#### [What needs to be done]
Count lines with the string "subtitle" in them. State the number alone.
################
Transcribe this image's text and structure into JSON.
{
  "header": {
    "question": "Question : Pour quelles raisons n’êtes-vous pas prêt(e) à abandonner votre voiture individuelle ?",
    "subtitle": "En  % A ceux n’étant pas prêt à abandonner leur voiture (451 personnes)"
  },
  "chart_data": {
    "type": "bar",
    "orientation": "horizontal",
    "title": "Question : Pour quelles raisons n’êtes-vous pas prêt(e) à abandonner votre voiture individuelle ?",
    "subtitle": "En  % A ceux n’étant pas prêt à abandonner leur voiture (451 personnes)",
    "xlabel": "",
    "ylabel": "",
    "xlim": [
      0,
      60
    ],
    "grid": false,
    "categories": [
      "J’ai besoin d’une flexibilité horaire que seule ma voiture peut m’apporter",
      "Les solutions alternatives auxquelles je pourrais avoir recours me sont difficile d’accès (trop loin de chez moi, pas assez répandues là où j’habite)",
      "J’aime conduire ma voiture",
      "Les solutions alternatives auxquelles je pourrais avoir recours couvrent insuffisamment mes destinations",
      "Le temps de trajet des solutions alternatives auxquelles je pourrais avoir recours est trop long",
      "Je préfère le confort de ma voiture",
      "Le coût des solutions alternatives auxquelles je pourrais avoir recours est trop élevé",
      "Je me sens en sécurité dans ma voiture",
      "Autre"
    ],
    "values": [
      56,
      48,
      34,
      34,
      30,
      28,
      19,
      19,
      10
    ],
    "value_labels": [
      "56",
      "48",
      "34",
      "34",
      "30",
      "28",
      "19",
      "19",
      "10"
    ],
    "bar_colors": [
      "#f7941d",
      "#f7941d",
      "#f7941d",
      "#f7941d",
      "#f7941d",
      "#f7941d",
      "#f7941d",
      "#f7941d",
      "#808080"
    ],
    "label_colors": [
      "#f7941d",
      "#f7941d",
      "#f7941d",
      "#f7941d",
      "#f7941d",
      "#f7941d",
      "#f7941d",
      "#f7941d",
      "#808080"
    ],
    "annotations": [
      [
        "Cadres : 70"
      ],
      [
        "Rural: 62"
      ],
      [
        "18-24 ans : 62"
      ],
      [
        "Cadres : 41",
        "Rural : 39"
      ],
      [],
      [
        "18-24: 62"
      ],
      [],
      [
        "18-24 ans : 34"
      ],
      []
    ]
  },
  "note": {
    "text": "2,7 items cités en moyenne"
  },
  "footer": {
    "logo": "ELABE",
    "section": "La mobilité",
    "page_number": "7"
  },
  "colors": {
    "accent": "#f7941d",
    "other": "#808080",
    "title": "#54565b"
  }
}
################
#### [Exercise result]
2